◆ Extracted records:
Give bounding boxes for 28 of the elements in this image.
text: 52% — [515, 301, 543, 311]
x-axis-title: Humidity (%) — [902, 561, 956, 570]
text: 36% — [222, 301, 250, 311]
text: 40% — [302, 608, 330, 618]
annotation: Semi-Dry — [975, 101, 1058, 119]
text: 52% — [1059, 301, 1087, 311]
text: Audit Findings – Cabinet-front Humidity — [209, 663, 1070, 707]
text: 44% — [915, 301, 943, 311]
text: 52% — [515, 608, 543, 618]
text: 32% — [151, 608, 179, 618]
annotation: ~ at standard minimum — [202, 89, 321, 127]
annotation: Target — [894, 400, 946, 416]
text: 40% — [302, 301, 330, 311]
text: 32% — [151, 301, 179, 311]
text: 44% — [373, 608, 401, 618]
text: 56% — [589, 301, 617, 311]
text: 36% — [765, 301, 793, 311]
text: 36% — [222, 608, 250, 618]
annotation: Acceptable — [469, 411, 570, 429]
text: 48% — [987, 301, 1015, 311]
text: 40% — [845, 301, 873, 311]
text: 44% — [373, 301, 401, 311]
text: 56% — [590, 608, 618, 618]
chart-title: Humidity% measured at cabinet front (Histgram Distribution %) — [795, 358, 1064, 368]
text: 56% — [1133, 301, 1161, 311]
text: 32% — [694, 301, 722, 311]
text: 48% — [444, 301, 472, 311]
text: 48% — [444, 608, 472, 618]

◆ Brief:
Please repeat the records from the start through the line with "text: 36% — [765, 301, 793, 311]", swapping "Target" for "Goal" and leaving everything else as it is.

◆ Task output:
Give bounding boxes for 28 of the elements in this image.
text: 52% — [515, 301, 543, 311]
x-axis-title: Humidity (%) — [902, 561, 956, 570]
text: 36% — [222, 301, 250, 311]
text: 40% — [302, 608, 330, 618]
annotation: Semi-Dry — [975, 101, 1058, 119]
text: 52% — [1059, 301, 1087, 311]
text: Audit Findings – Cabinet-front Humidity — [209, 663, 1070, 707]
text: 44% — [915, 301, 943, 311]
text: 52% — [515, 608, 543, 618]
text: 32% — [151, 608, 179, 618]
annotation: ~ at standard minimum — [202, 89, 321, 127]
annotation: Goal — [894, 400, 946, 416]
text: 40% — [302, 301, 330, 311]
text: 32% — [151, 301, 179, 311]
text: 44% — [373, 608, 401, 618]
text: 56% — [589, 301, 617, 311]
text: 36% — [765, 301, 793, 311]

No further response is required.